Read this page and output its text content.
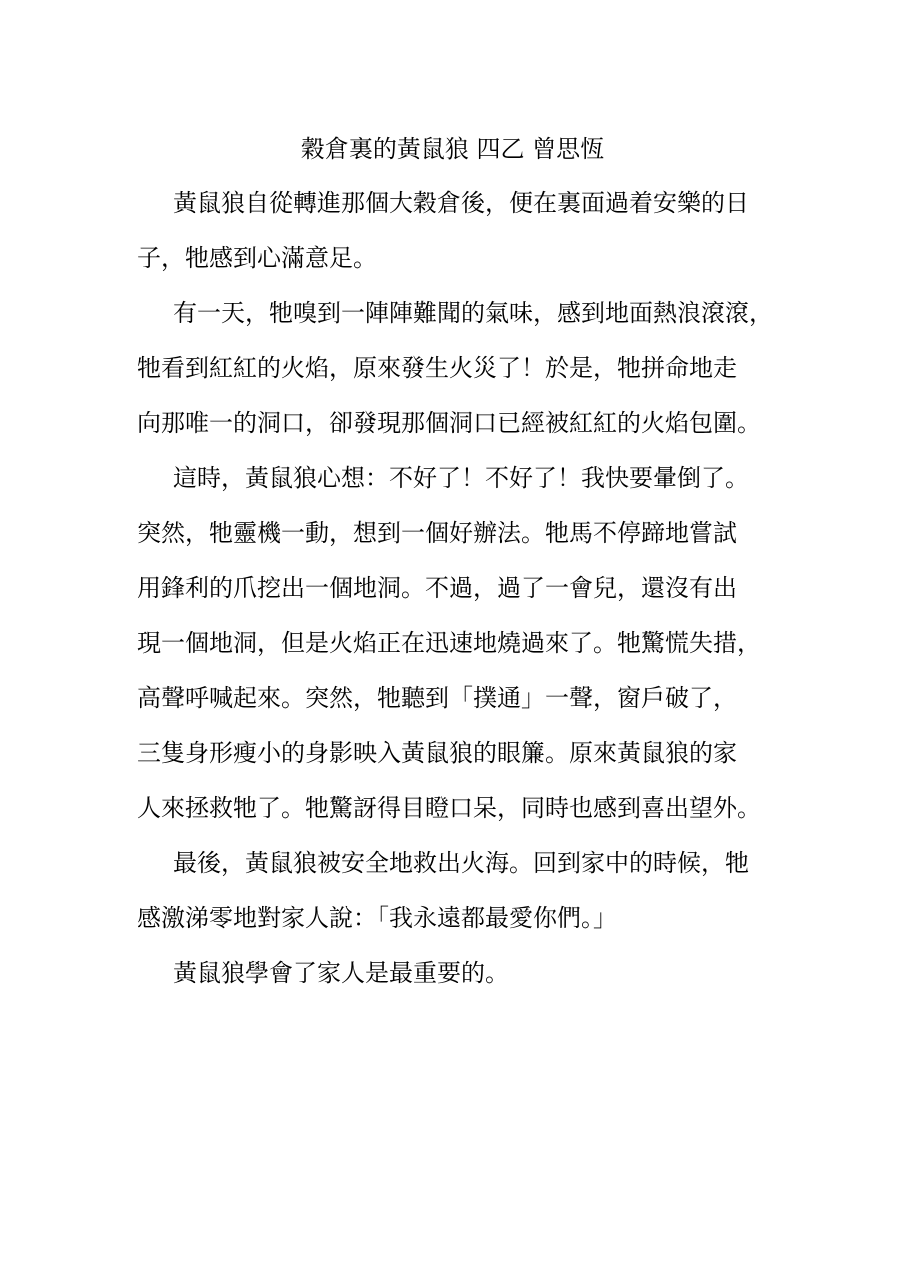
穀倉裏的黃鼠狼 四乙 曾思恆
黃鼠狼自從轉進那個大穀倉後，便在裏面過着安樂的日
子，牠感到心滿意足。
有一天，牠嗅到一陣陣難聞的氣味，感到地面熱浪滾滾，
牠看到紅紅的火焰，原來發生火災了！於是，牠拼命地走
向那唯一的洞口，卻發現那個洞口已經被紅紅的火焰包圍。
這時，黃鼠狼心想：不好了！不好了！我快要暈倒了。
突然，牠靈機一動，想到一個好辦法。牠馬不停蹄地嘗試
用鋒利的爪挖出一個地洞。不過，過了一會兒，還沒有出
現一個地洞，但是火焰正在迅速地燒過來了。牠驚慌失措，
高聲呼喊起來。突然，牠聽到「撲通」一聲，窗戶破了，
三隻身形瘦小的身影映入黃鼠狼的眼簾。原來黃鼠狼的家
人來拯救牠了。牠驚訝得目瞪口呆，同時也感到喜出望外。
最後，黃鼠狼被安全地救出火海。回到家中的時候，牠
感激涕零地對家人說：「我永遠都最愛你們。」
黃鼠狼學會了家人是最重要的。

━━━

◆ Aim of the exercise
Print the records above exactly as they stand, but leave out the pictures.

◆ Response to the task
Read this page and output its text content.
穀倉裏的黃鼠狼 四乙 曾思恆
黃鼠狼自從轉進那個大穀倉後，便在裏面過着安樂的日
子，牠感到心滿意足。
有一天，牠嗅到一陣陣難聞的氣味，感到地面熱浪滾滾，
牠看到紅紅的火焰，原來發生火災了！於是，牠拼命地走
向那唯一的洞口，卻發現那個洞口已經被紅紅的火焰包圍。
這時，黃鼠狼心想：不好了！不好了！我快要暈倒了。
突然，牠靈機一動，想到一個好辦法。牠馬不停蹄地嘗試
用鋒利的爪挖出一個地洞。不過，過了一會兒，還沒有出
現一個地洞，但是火焰正在迅速地燒過來了。牠驚慌失措，
高聲呼喊起來。突然，牠聽到「撲通」一聲，窗戶破了，
三隻身形瘦小的身影映入黃鼠狼的眼簾。原來黃鼠狼的家
人來拯救牠了。牠驚訝得目瞪口呆，同時也感到喜出望外。
最後，黃鼠狼被安全地救出火海。回到家中的時候，牠
感激涕零地對家人說：「我永遠都最愛你們。」
黃鼠狼學會了家人是最重要的。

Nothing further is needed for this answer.